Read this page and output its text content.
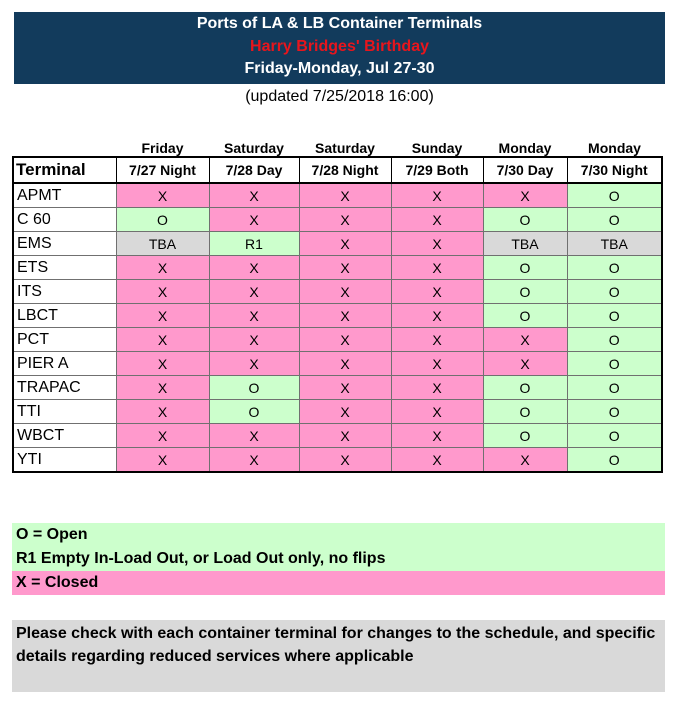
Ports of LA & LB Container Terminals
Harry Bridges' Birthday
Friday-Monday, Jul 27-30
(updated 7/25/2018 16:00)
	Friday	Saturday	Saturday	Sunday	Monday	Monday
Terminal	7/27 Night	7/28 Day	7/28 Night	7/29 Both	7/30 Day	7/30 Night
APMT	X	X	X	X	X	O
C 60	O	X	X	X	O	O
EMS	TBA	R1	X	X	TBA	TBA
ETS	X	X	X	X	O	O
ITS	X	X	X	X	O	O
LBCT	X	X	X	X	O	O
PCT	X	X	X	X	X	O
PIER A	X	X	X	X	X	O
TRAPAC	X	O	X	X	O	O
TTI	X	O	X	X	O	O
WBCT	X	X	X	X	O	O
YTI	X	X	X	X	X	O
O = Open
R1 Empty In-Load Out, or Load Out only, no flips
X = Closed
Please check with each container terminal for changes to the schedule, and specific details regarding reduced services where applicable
::::::::::
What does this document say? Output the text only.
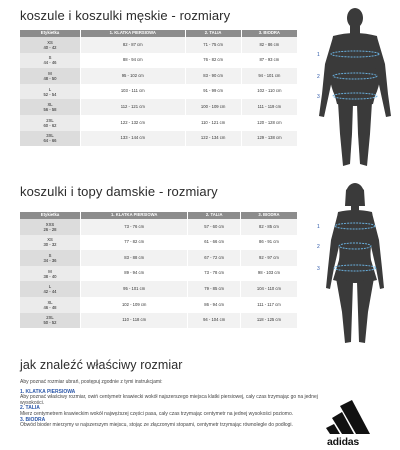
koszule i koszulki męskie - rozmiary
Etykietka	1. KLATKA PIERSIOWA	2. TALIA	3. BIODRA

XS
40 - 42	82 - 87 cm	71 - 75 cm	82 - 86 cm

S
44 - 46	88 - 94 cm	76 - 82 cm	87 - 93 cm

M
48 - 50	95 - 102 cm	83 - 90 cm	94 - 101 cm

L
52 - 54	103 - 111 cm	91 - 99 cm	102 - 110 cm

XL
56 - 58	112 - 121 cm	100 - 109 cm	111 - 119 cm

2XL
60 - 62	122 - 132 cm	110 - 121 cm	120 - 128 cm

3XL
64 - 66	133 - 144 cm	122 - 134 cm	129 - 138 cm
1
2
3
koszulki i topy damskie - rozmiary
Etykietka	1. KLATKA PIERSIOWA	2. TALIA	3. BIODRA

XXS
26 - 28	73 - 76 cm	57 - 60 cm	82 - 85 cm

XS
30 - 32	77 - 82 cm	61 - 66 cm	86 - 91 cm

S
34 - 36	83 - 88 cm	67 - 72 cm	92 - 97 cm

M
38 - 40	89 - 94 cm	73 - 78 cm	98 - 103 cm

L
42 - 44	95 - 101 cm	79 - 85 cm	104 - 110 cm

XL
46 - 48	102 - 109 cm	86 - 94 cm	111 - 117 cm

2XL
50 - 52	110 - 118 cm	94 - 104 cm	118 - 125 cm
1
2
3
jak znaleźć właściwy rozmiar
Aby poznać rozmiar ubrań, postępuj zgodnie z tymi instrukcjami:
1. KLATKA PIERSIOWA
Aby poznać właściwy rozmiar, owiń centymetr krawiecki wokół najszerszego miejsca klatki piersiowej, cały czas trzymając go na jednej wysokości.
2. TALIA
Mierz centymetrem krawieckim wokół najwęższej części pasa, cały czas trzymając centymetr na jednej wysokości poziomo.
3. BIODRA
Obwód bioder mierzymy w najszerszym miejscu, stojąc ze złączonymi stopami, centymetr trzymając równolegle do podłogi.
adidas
::::::::::
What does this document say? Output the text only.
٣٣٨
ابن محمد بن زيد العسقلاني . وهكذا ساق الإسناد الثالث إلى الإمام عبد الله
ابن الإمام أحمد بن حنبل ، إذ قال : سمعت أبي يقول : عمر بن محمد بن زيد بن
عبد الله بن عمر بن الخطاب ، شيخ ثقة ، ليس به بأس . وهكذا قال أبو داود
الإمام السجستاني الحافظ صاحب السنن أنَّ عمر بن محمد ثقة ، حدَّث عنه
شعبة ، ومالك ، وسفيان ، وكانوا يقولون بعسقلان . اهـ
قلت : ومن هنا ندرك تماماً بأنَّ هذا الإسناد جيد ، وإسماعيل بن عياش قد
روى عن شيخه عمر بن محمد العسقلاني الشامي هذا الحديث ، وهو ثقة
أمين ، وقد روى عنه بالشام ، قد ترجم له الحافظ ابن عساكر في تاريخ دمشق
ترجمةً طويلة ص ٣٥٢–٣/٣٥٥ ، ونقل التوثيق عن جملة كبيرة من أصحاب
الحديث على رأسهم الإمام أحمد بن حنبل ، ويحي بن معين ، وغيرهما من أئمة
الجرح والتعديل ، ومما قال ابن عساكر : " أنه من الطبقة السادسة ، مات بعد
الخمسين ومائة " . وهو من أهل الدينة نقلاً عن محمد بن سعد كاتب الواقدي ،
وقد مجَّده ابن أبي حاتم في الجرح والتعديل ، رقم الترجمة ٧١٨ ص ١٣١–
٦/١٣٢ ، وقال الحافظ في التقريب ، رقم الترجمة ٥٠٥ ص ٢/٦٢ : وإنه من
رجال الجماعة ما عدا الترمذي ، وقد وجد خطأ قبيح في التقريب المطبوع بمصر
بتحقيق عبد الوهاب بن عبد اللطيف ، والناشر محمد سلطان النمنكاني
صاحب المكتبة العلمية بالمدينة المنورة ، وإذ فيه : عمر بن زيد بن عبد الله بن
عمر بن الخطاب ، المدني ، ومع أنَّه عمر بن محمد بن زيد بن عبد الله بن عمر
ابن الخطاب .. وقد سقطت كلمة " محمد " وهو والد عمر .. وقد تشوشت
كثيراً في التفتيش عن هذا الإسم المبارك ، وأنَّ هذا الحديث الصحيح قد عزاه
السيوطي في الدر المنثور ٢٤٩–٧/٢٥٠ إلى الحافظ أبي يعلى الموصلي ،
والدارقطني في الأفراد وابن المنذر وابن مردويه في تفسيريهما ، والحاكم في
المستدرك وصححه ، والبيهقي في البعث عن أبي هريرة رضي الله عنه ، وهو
::::::::::
### [STATED PROBLEM]
Copy out each line of the data where the string "حنبل" appears.

### [WRITTEN RESPONSE]
ابن الإمام أحمد بن حنبل ، إذ قال : سمعت أبي يقول : عمر بن محمد بن زيد بن
الحديث على رأسهم الإمام أحمد بن حنبل ، ويحي بن معين ، وغيرهما من أئمة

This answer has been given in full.